[Material to process]
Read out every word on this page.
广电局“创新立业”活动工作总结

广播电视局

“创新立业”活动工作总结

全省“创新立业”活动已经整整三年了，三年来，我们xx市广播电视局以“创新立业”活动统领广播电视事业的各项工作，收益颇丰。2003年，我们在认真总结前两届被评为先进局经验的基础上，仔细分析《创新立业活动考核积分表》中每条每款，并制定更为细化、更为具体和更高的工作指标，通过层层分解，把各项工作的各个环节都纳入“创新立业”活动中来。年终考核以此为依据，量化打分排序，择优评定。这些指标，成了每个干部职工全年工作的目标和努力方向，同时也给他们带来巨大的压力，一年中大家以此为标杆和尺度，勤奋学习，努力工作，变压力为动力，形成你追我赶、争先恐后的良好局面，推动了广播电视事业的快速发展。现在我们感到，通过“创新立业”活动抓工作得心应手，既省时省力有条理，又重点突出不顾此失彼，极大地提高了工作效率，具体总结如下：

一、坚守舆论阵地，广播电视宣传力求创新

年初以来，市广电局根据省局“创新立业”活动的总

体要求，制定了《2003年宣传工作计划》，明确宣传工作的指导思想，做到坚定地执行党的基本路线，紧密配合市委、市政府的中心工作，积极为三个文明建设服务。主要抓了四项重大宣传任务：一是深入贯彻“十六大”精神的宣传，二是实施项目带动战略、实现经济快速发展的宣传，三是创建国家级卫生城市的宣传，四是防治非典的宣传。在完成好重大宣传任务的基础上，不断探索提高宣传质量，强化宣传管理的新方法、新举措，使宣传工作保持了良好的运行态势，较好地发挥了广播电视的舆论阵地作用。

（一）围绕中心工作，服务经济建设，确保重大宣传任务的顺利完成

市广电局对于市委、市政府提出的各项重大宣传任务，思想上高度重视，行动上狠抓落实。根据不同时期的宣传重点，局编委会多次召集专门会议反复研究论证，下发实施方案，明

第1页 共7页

[Exercise description] Retype the records in full. Keep every line identical to the original.

[Result of this exercise]
Read out every word on this page.
广电局“创新立业”活动工作总结

广播电视局

“创新立业”活动工作总结

全省“创新立业”活动已经整整三年了，三年来，我们xx市广播电视局以“创新立业”活动统领广播电视事业的各项工作，收益颇丰。2003年，我们在认真总结前两届被评为先进局经验的基础上，仔细分析《创新立业活动考核积分表》中每条每款，并制定更为细化、更为具体和更高的工作指标，通过层层分解，把各项工作的各个环节都纳入“创新立业”活动中来。年终考核以此为依据，量化打分排序，择优评定。这些指标，成了每个干部职工全年工作的目标和努力方向，同时也给他们带来巨大的压力，一年中大家以此为标杆和尺度，勤奋学习，努力工作，变压力为动力，形成你追我赶、争先恐后的良好局面，推动了广播电视事业的快速发展。现在我们感到，通过“创新立业”活动抓工作得心应手，既省时省力有条理，又重点突出不顾此失彼，极大地提高了工作效率，具体总结如下：

一、坚守舆论阵地，广播电视宣传力求创新

年初以来，市广电局根据省局“创新立业”活动的总

体要求，制定了《2003年宣传工作计划》，明确宣传工作的指导思想，做到坚定地执行党的基本路线，紧密配合市委、市政府的中心工作，积极为三个文明建设服务。主要抓了四项重大宣传任务：一是深入贯彻“十六大”精神的宣传，二是实施项目带动战略、实现经济快速发展的宣传，三是创建国家级卫生城市的宣传，四是防治非典的宣传。在完成好重大宣传任务的基础上，不断探索提高宣传质量，强化宣传管理的新方法、新举措，使宣传工作保持了良好的运行态势，较好地发挥了广播电视的舆论阵地作用。

（一）围绕中心工作，服务经济建设，确保重大宣传任务的顺利完成

市广电局对于市委、市政府提出的各项重大宣传任务，思想上高度重视，行动上狠抓落实。根据不同时期的宣传重点，局编委会多次召集专门会议反复研究论证，下发实施方案，明

第1页 共7页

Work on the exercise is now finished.